▸ **Entries supplied**
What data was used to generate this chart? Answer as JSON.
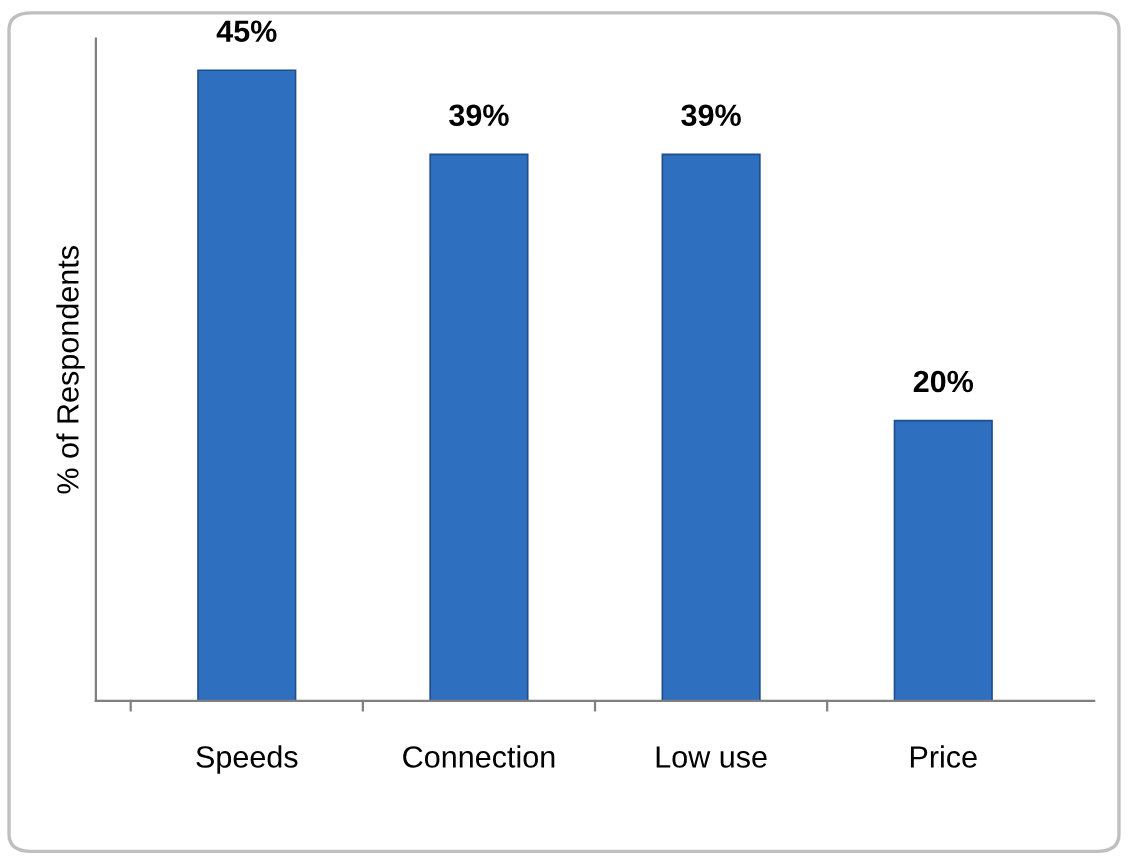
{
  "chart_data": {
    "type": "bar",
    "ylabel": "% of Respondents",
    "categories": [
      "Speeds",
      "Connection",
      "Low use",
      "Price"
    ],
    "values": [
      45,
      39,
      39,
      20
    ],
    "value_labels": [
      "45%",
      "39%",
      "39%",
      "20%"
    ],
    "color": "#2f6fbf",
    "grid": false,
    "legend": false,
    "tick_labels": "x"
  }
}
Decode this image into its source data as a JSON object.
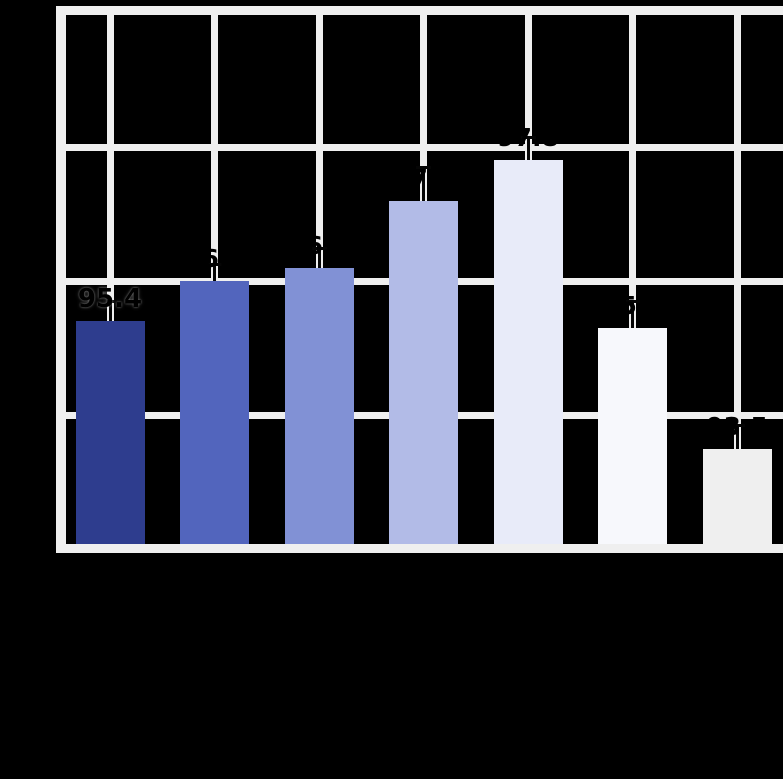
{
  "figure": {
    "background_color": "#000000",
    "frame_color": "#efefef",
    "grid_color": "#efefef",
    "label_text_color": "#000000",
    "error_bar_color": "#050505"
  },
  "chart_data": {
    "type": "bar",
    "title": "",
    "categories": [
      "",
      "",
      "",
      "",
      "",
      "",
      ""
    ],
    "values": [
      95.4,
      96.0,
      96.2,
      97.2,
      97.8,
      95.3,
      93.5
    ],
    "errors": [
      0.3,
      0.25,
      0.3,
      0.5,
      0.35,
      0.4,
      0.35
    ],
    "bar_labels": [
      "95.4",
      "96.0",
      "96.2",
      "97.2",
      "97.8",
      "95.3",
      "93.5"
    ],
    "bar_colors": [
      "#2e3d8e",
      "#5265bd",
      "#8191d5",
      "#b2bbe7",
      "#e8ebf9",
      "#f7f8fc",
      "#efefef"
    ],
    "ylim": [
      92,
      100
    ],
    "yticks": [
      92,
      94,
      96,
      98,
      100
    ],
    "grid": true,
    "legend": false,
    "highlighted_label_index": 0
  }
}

▸ **Requirements**
The entries above are to be returned exactly, without their pictures.

▸ **Full response**
What data was used to generate this chart? Answer as JSON.
{
  "chart_data": {
    "type": "bar",
    "ylabel": "% of Respondents",
    "categories": [
      "Speeds",
      "Connection",
      "Low use",
      "Price"
    ],
    "values": [
      45,
      39,
      39,
      20
    ],
    "value_labels": [
      "45%",
      "39%",
      "39%",
      "20%"
    ],
    "color": "#2f6fbf",
    "grid": false,
    "legend": false,
    "tick_labels": "x"
  }
}
Decode this image into its source data as a JSON object.
{
  "figure": {
    "background_color": "#000000",
    "frame_color": "#efefef",
    "grid_color": "#efefef",
    "label_text_color": "#000000",
    "error_bar_color": "#050505"
  },
  "chart_data": {
    "type": "bar",
    "title": "",
    "categories": [
      "",
      "",
      "",
      "",
      "",
      "",
      ""
    ],
    "values": [
      95.4,
      96.0,
      96.2,
      97.2,
      97.8,
      95.3,
      93.5
    ],
    "errors": [
      0.3,
      0.25,
      0.3,
      0.5,
      0.35,
      0.4,
      0.35
    ],
    "bar_labels": [
      "95.4",
      "96.0",
      "96.2",
      "97.2",
      "97.8",
      "95.3",
      "93.5"
    ],
    "bar_colors": [
      "#2e3d8e",
      "#5265bd",
      "#8191d5",
      "#b2bbe7",
      "#e8ebf9",
      "#f7f8fc",
      "#efefef"
    ],
    "ylim": [
      92,
      100
    ],
    "yticks": [
      92,
      94,
      96,
      98,
      100
    ],
    "grid": true,
    "legend": false,
    "highlighted_label_index": 0
  }
}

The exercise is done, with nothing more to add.